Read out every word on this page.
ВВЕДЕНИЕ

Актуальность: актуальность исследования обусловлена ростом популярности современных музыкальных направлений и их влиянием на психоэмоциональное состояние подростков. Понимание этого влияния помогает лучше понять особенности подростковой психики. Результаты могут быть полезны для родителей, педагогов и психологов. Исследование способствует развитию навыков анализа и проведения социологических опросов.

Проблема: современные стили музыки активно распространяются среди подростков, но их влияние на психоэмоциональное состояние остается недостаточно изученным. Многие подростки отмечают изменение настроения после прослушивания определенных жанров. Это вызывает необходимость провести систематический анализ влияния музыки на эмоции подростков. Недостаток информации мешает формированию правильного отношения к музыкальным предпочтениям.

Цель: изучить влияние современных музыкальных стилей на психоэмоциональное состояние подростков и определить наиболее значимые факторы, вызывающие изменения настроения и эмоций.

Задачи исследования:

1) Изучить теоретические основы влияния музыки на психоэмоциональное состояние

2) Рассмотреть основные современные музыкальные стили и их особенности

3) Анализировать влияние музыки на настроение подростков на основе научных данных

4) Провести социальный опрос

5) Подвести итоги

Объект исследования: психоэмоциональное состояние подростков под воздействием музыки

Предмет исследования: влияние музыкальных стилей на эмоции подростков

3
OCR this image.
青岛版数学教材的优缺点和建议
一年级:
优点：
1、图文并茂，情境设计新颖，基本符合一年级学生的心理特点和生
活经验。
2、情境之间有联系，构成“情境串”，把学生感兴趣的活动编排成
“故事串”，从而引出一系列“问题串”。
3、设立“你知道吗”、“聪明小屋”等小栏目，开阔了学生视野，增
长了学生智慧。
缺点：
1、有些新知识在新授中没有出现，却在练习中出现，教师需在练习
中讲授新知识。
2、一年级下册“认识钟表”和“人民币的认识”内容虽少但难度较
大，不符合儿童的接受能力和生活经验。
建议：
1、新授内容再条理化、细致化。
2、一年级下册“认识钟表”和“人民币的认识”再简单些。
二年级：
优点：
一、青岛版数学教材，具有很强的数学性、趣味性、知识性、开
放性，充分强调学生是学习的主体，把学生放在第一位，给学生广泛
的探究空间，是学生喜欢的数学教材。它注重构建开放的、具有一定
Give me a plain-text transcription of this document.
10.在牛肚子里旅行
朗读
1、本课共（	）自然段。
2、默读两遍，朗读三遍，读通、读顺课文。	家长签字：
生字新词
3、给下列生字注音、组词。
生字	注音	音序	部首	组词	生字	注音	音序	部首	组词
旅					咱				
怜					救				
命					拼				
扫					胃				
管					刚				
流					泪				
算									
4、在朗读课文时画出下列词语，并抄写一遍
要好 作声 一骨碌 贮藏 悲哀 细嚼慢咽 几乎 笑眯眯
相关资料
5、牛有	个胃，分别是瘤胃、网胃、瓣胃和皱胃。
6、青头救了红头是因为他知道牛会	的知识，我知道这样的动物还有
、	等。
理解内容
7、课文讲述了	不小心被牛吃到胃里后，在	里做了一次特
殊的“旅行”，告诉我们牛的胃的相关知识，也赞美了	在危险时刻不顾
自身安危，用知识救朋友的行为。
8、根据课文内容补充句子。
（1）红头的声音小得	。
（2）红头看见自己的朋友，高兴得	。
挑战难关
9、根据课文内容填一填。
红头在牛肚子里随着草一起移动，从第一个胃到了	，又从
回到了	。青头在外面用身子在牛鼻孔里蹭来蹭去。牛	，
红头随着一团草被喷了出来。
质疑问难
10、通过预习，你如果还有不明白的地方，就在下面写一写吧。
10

────────────────────────────────────────

§ **What is required**:
Print every entry exactly as it appears.

§ **Exercise answer**:
Read out every word on this page.
ВВЕДЕНИЕ

Актуальность: актуальность исследования обусловлена ростом популярности современных музыкальных направлений и их влиянием на психоэмоциональное состояние подростков. Понимание этого влияния помогает лучше понять особенности подростковой психики. Результаты могут быть полезны для родителей, педагогов и психологов. Исследование способствует развитию навыков анализа и проведения социологических опросов.

Проблема: современные стили музыки активно распространяются среди подростков, но их влияние на психоэмоциональное состояние остается недостаточно изученным. Многие подростки отмечают изменение настроения после прослушивания определенных жанров. Это вызывает необходимость провести систематический анализ влияния музыки на эмоции подростков. Недостаток информации мешает формированию правильного отношения к музыкальным предпочтениям.

Цель: изучить влияние современных музыкальных стилей на психоэмоциональное состояние подростков и определить наиболее значимые факторы, вызывающие изменения настроения и эмоций.

Задачи исследования:

1) Изучить теоретические основы влияния музыки на психоэмоциональное состояние

2) Рассмотреть основные современные музыкальные стили и их особенности

3) Анализировать влияние музыки на настроение подростков на основе научных данных

4) Провести социальный опрос

5) Подвести итоги

Объект исследования: психоэмоциональное состояние подростков под воздействием музыки

Предмет исследования: влияние музыкальных стилей на эмоции подростков

3
OCR this image.
青岛版数学教材的优缺点和建议
一年级:
优点：
1、图文并茂，情境设计新颖，基本符合一年级学生的心理特点和生
活经验。
2、情境之间有联系，构成“情境串”，把学生感兴趣的活动编排成
“故事串”，从而引出一系列“问题串”。
3、设立“你知道吗”、“聪明小屋”等小栏目，开阔了学生视野，增
长了学生智慧。
缺点：
1、有些新知识在新授中没有出现，却在练习中出现，教师需在练习
中讲授新知识。
2、一年级下册“认识钟表”和“人民币的认识”内容虽少但难度较
大，不符合儿童的接受能力和生活经验。
建议：
1、新授内容再条理化、细致化。
2、一年级下册“认识钟表”和“人民币的认识”再简单些。
二年级：
优点：
一、青岛版数学教材，具有很强的数学性、趣味性、知识性、开
放性，充分强调学生是学习的主体，把学生放在第一位，给学生广泛
的探究空间，是学生喜欢的数学教材。它注重构建开放的、具有一定
Give me a plain-text transcription of this document.
10.在牛肚子里旅行
朗读
1、本课共（	）自然段。
2、默读两遍，朗读三遍，读通、读顺课文。	家长签字：
生字新词
3、给下列生字注音、组词。
生字	注音	音序	部首	组词	生字	注音	音序	部首	组词
旅					咱				
怜					救				
命					拼				
扫					胃				
管					刚				
流					泪				
算									
4、在朗读课文时画出下列词语，并抄写一遍
要好 作声 一骨碌 贮藏 悲哀 细嚼慢咽 几乎 笑眯眯
相关资料
5、牛有	个胃，分别是瘤胃、网胃、瓣胃和皱胃。
6、青头救了红头是因为他知道牛会	的知识，我知道这样的动物还有
、	等。
理解内容
7、课文讲述了	不小心被牛吃到胃里后，在	里做了一次特
殊的“旅行”，告诉我们牛的胃的相关知识，也赞美了	在危险时刻不顾
自身安危，用知识救朋友的行为。
8、根据课文内容补充句子。
（1）红头的声音小得	。
（2）红头看见自己的朋友，高兴得	。
挑战难关
9、根据课文内容填一填。
红头在牛肚子里随着草一起移动，从第一个胃到了	，又从
回到了	。青头在外面用身子在牛鼻孔里蹭来蹭去。牛	，
红头随着一团草被喷了出来。
质疑问难
10、通过预习，你如果还有不明白的地方，就在下面写一写吧。
10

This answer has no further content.